• **What is needed**
Which lines contain the word "发愤图强"? Return each of them as written.
--- start of Supplied material ---
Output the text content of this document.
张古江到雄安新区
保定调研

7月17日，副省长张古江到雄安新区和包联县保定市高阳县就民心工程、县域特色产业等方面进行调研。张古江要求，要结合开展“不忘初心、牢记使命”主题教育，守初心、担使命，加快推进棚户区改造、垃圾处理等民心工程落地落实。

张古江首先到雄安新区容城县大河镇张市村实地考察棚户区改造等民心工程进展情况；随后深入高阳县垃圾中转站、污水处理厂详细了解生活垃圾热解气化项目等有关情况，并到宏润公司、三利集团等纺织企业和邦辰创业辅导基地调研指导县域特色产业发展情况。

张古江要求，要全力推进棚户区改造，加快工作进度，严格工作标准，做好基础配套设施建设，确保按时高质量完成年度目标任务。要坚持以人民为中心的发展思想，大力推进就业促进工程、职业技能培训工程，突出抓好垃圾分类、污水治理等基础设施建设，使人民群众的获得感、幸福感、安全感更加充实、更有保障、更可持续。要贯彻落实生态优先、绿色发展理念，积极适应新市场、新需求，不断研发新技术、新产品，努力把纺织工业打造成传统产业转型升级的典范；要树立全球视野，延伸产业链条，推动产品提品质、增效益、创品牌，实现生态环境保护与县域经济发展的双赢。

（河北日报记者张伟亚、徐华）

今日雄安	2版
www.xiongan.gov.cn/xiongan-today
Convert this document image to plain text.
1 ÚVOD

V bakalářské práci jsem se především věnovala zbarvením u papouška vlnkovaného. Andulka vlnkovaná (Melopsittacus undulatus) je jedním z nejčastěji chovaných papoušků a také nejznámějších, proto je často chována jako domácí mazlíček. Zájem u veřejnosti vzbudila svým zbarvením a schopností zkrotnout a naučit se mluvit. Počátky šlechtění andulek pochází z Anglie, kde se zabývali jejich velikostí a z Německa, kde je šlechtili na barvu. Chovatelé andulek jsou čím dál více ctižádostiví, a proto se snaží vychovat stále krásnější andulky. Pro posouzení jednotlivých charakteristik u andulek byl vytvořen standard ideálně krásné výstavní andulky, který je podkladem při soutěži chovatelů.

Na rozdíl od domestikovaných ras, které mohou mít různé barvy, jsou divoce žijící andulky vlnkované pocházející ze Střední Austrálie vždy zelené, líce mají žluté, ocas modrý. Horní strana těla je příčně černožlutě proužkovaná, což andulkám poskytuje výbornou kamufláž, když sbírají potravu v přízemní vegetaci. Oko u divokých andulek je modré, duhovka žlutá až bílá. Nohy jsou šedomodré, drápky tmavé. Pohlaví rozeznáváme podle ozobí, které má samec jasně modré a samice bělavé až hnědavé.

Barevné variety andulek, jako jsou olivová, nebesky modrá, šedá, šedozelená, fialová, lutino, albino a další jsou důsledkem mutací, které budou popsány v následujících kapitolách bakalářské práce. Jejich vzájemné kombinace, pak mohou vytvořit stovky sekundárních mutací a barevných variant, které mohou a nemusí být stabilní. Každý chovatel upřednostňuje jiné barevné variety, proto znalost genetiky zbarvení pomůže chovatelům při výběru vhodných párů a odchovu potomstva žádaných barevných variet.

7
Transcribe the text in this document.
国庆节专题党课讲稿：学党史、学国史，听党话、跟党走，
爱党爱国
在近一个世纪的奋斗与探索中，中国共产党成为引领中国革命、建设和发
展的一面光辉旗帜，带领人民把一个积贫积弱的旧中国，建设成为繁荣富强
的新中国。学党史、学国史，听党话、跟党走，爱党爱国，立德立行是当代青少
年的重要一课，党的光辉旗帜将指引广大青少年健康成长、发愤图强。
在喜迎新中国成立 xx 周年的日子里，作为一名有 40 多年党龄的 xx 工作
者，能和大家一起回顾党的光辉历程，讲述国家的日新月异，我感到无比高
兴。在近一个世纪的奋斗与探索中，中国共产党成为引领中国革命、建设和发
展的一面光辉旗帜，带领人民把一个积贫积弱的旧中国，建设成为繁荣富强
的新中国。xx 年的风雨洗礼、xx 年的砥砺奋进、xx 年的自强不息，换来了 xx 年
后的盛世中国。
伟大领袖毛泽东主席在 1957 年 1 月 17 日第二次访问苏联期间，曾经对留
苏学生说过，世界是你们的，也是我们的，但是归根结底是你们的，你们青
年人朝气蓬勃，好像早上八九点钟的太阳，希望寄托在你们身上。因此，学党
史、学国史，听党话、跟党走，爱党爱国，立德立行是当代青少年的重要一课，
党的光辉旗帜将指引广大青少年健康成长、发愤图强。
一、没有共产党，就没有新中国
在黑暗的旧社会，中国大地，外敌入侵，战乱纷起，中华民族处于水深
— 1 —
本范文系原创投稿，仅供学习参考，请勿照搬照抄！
--- end of Supplied material ---
• **Written answer**
年的重要一课，党的光辉旗帜将指引广大青少年健康成长、发愤图强。
党的光辉旗帜将指引广大青少年健康成长、发愤图强。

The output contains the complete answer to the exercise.